In the data below, find every line that has the string "JSON", and copy it.

= = = =

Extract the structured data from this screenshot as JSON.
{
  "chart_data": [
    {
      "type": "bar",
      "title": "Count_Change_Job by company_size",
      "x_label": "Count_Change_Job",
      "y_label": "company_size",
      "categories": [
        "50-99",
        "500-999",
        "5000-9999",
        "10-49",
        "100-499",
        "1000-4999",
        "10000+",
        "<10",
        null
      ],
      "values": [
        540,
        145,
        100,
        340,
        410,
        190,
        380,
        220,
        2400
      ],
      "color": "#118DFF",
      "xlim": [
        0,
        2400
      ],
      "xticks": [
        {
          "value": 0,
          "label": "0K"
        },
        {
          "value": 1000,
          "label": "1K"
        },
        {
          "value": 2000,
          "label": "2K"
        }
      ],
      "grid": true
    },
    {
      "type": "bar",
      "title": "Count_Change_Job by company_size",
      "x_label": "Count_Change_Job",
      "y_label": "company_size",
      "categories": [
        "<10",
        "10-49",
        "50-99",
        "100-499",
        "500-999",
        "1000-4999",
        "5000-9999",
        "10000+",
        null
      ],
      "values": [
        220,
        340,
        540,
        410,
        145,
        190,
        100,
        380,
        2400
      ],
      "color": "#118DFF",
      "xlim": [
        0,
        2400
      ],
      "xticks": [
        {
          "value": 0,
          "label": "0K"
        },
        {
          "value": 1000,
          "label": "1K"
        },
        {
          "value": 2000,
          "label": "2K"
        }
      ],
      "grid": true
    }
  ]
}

= = = =

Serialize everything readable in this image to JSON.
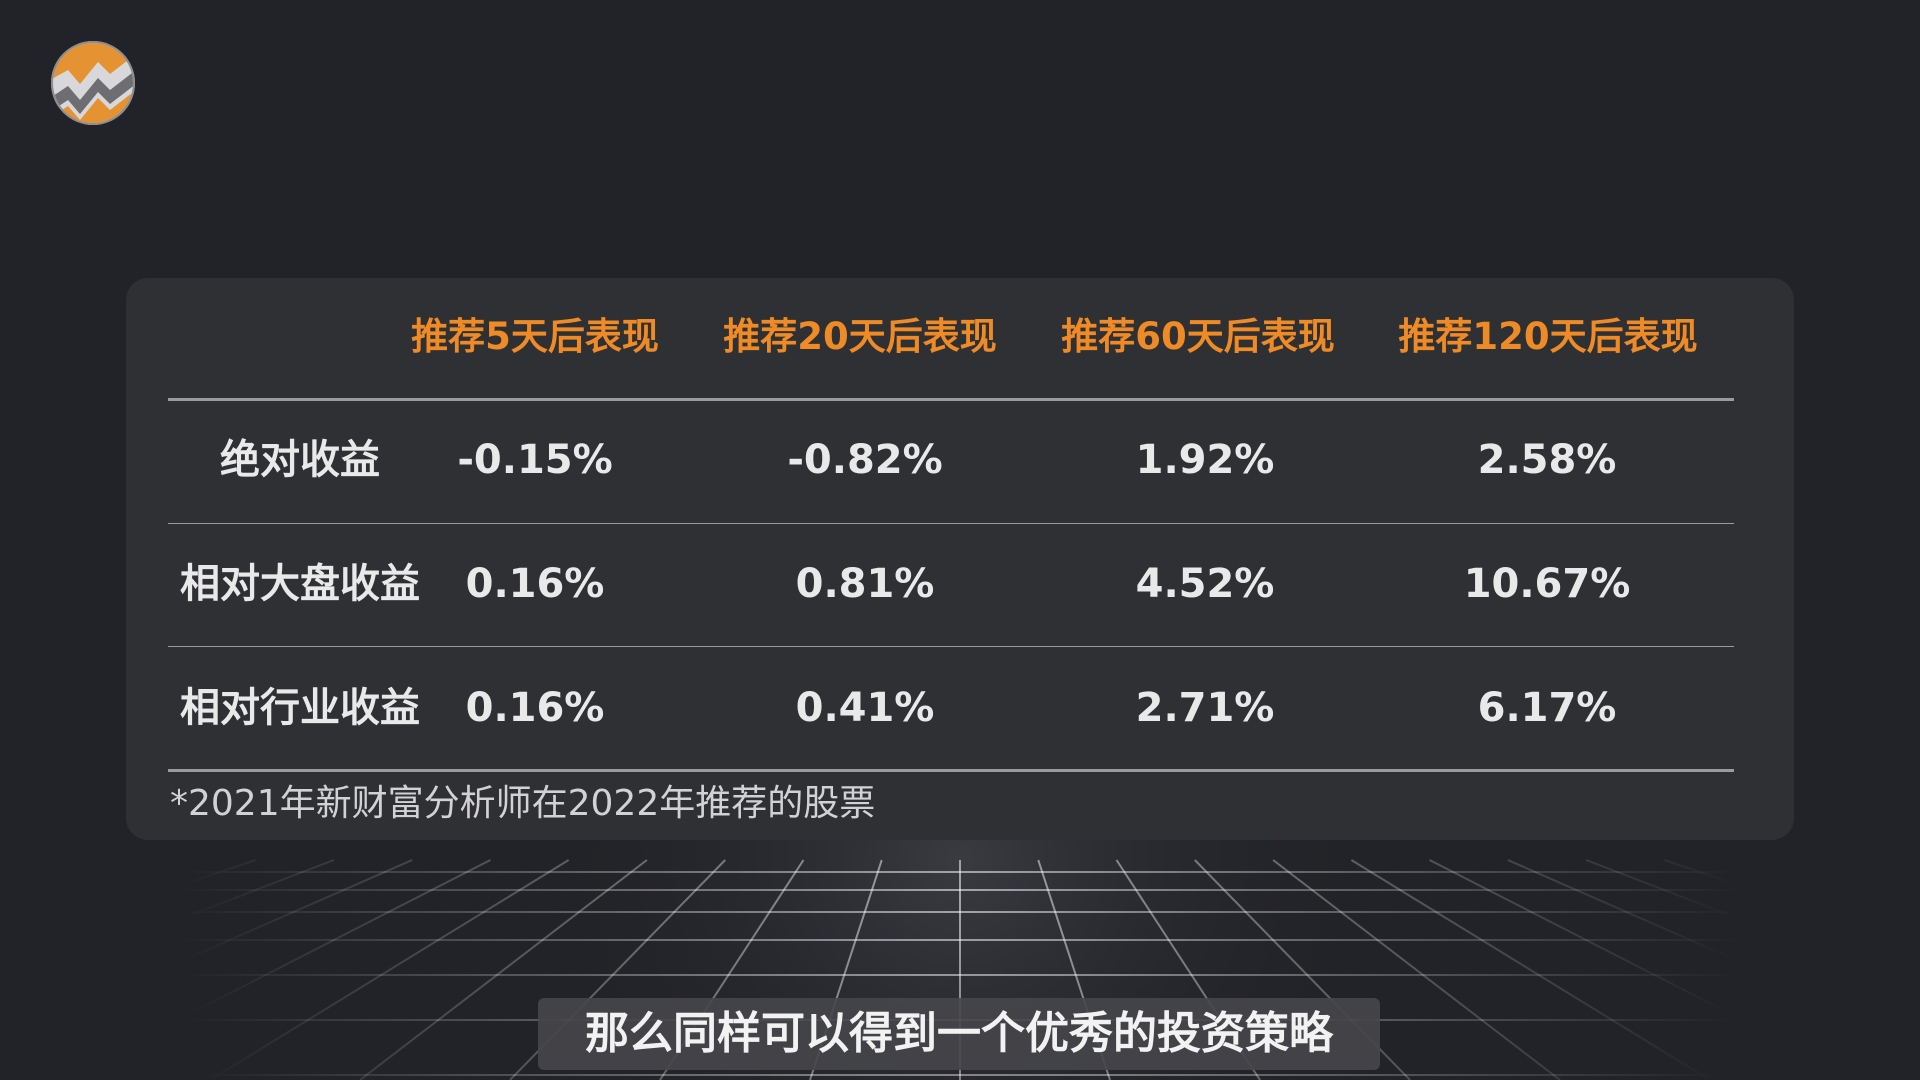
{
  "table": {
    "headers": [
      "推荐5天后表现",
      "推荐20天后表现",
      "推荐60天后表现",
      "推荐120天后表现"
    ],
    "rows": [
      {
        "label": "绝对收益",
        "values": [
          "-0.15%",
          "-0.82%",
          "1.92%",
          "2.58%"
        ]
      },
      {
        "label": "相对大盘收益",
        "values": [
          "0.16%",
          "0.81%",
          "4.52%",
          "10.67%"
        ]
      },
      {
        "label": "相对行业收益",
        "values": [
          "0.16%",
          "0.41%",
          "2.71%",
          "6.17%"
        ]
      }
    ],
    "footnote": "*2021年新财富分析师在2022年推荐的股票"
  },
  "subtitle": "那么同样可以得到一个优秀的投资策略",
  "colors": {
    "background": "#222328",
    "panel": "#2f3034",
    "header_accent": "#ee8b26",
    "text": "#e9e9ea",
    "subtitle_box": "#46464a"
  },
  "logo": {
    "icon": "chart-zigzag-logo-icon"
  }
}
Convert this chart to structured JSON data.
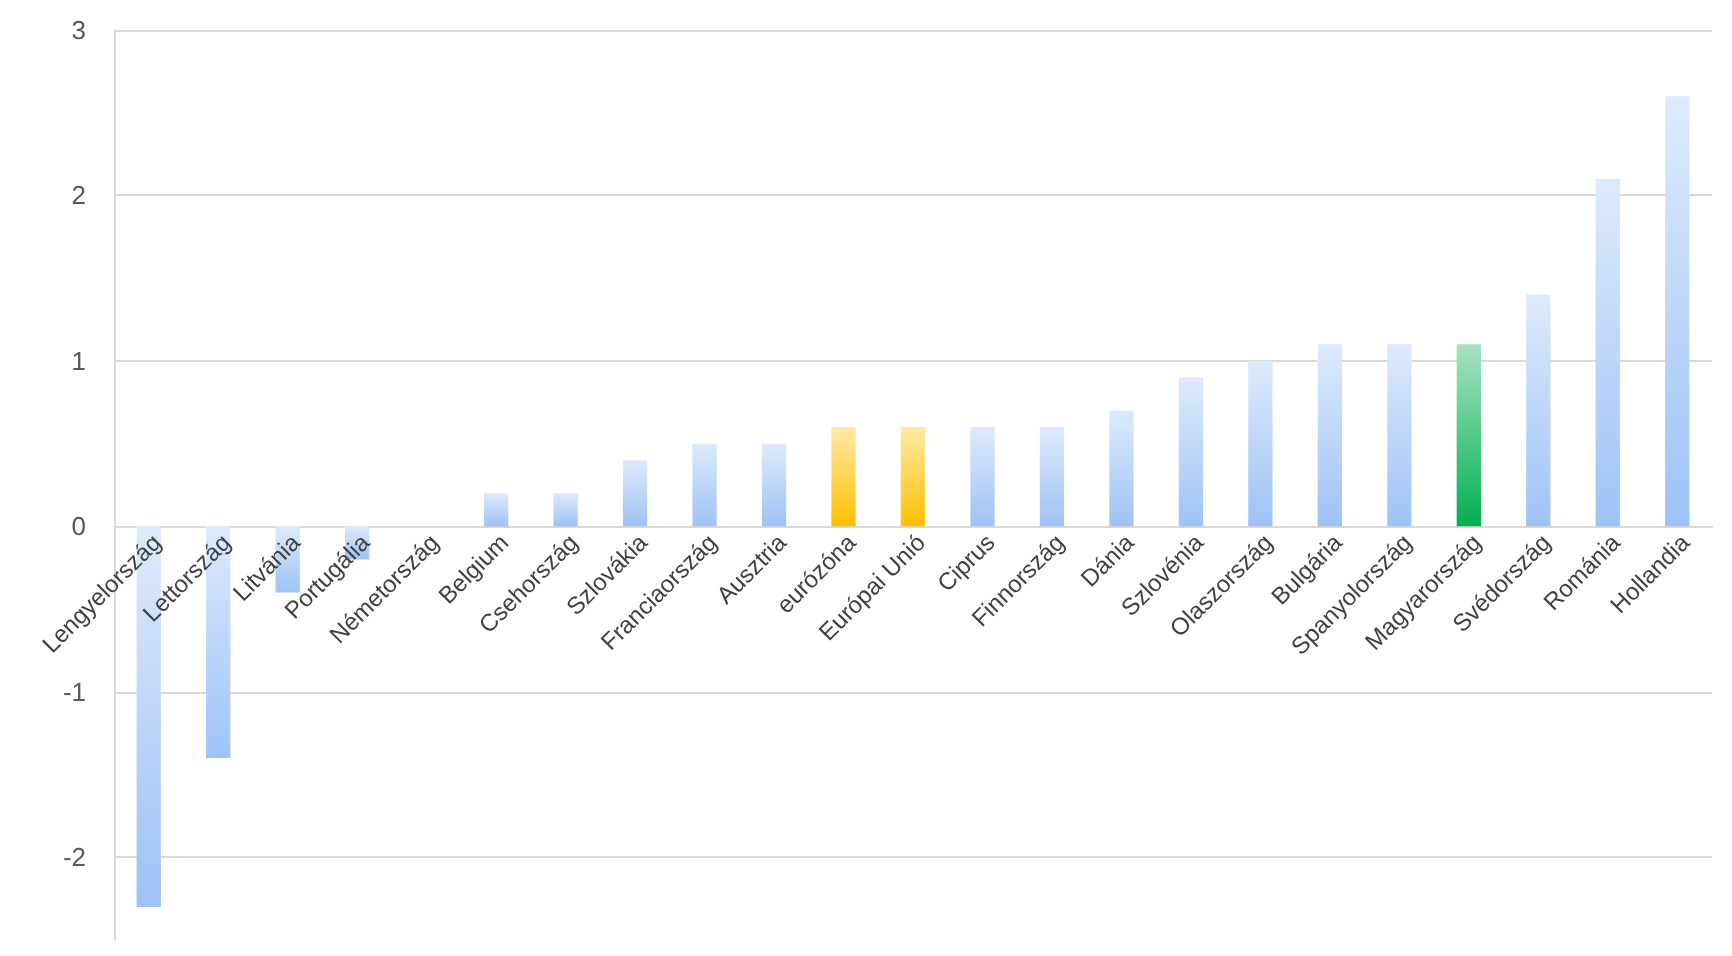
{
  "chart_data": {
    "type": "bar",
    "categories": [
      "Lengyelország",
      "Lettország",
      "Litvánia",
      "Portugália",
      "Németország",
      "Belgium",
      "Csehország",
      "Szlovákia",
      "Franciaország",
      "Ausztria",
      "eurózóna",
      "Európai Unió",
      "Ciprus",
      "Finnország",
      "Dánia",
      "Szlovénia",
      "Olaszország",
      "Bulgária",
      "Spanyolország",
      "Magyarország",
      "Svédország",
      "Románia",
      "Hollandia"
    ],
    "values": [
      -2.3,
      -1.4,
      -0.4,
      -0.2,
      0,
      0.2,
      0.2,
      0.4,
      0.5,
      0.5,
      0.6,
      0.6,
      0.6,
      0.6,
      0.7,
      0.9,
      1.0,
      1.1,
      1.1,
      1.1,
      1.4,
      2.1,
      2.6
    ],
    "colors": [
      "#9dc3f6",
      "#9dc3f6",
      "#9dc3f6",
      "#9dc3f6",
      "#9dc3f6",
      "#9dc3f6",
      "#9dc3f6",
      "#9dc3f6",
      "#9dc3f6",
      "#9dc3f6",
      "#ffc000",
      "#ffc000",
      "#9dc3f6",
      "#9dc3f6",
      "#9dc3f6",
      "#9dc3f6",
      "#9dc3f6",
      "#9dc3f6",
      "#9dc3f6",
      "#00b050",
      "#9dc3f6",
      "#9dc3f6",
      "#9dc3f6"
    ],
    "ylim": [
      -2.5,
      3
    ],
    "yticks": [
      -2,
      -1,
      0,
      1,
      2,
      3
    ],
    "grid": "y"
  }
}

= = = =

_Reply_.
Extract the structured data from this screenshot as JSON.
Serialize everything readable in this image to JSON.
Convert this chart to structured JSON data.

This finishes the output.